• _To do_:
Copy out each line of the listing that has the word "BAROQUE" in it.

= = = = = = =

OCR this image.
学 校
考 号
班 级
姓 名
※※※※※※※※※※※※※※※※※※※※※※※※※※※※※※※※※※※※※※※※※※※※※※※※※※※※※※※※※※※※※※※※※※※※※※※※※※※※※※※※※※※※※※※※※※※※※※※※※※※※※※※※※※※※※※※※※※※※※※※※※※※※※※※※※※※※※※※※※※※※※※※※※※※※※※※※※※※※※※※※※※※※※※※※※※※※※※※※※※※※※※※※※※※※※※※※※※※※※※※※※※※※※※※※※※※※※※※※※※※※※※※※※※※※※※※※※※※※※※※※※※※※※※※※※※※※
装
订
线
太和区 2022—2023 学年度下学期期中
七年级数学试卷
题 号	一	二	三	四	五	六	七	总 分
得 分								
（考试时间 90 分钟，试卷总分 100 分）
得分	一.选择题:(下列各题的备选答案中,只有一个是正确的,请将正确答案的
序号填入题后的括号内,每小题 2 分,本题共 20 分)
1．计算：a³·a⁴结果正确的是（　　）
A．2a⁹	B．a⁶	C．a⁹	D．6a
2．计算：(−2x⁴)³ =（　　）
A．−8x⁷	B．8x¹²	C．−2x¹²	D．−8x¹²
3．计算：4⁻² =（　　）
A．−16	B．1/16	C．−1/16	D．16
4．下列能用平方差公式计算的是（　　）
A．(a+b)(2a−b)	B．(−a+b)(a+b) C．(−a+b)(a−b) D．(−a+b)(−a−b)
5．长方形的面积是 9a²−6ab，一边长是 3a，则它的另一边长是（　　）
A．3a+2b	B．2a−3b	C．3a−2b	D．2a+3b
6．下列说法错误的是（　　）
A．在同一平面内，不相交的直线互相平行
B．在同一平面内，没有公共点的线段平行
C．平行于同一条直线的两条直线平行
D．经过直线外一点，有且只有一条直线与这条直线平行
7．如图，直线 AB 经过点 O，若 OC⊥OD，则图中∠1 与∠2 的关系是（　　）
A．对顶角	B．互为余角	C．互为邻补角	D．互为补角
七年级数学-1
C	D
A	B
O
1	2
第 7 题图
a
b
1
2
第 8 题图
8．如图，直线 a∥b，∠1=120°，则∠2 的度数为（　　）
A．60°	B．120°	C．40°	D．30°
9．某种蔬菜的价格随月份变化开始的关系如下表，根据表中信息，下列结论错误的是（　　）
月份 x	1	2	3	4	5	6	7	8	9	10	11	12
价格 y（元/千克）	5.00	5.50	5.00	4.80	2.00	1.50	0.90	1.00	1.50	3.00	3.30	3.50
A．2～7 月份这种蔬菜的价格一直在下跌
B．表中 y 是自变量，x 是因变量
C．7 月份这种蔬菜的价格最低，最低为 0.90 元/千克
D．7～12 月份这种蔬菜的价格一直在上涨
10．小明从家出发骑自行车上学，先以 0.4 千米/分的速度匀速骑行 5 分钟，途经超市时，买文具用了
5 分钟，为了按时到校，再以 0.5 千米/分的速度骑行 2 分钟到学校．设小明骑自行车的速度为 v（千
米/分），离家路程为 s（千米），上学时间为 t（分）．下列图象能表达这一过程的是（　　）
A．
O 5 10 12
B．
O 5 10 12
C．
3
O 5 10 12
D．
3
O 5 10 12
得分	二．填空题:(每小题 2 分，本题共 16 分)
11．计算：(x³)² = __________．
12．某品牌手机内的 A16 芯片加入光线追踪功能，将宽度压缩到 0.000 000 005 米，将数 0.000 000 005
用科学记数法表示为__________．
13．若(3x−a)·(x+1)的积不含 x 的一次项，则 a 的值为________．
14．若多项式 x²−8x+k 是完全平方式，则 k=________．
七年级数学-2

= = = = = = =

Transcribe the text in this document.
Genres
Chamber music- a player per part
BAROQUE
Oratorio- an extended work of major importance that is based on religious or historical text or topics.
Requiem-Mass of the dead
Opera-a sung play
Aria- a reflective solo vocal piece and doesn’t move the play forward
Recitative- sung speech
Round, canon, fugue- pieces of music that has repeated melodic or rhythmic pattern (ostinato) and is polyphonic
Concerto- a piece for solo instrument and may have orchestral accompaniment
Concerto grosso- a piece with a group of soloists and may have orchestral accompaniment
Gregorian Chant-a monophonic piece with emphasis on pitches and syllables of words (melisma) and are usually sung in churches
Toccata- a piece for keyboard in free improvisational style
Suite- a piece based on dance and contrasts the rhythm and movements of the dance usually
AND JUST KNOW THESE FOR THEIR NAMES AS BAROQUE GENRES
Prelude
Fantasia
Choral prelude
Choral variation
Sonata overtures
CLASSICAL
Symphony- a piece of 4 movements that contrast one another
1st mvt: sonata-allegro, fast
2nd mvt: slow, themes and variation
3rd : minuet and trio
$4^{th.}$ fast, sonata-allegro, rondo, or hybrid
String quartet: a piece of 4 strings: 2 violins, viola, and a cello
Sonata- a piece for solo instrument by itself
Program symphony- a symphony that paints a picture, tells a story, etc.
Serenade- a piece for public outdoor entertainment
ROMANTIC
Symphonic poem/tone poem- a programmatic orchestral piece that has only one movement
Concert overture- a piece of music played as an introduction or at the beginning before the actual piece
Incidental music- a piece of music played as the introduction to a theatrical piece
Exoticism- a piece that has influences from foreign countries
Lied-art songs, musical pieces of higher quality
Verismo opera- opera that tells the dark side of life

= = = = = = =

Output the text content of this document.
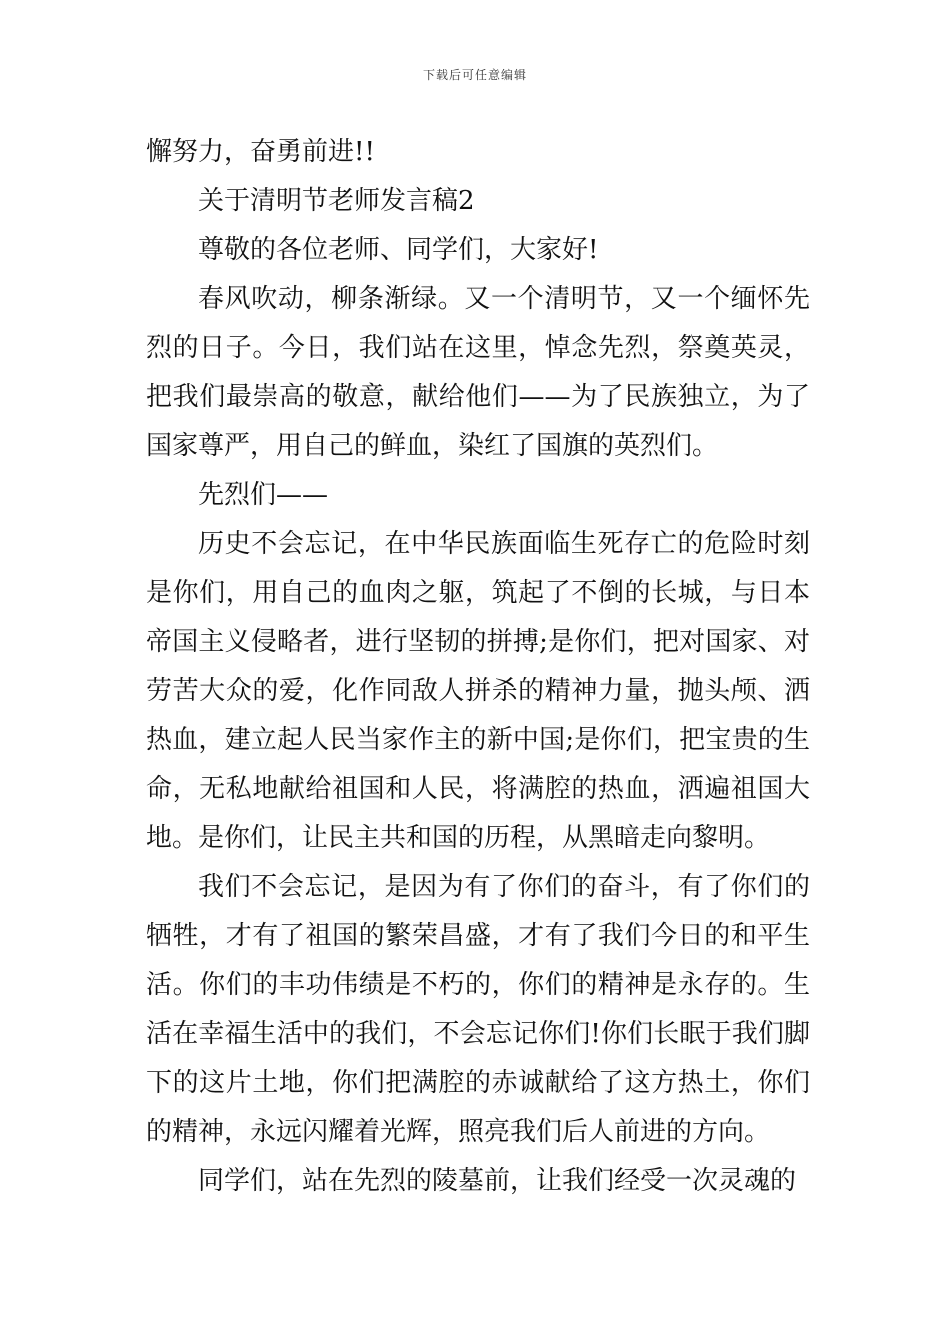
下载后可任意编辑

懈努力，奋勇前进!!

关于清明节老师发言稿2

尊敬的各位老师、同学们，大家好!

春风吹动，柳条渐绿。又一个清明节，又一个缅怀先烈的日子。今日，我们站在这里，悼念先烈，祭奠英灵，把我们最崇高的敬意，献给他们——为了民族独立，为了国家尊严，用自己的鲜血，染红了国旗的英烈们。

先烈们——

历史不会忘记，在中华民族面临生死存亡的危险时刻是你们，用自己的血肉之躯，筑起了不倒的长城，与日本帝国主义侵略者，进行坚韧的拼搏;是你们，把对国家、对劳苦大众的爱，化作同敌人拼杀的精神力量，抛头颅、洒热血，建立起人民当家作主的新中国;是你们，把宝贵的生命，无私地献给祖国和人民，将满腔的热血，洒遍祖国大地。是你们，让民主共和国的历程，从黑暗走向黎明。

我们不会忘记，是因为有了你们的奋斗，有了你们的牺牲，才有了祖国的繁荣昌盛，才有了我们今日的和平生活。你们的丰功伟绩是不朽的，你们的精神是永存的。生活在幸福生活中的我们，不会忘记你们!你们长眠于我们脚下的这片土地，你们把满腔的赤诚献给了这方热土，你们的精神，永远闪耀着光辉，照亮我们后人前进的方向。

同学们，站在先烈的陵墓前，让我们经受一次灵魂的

= = = = = = =

• _Solution to this exercise_:
BAROQUE
AND JUST KNOW THESE FOR THEIR NAMES AS BAROQUE GENRES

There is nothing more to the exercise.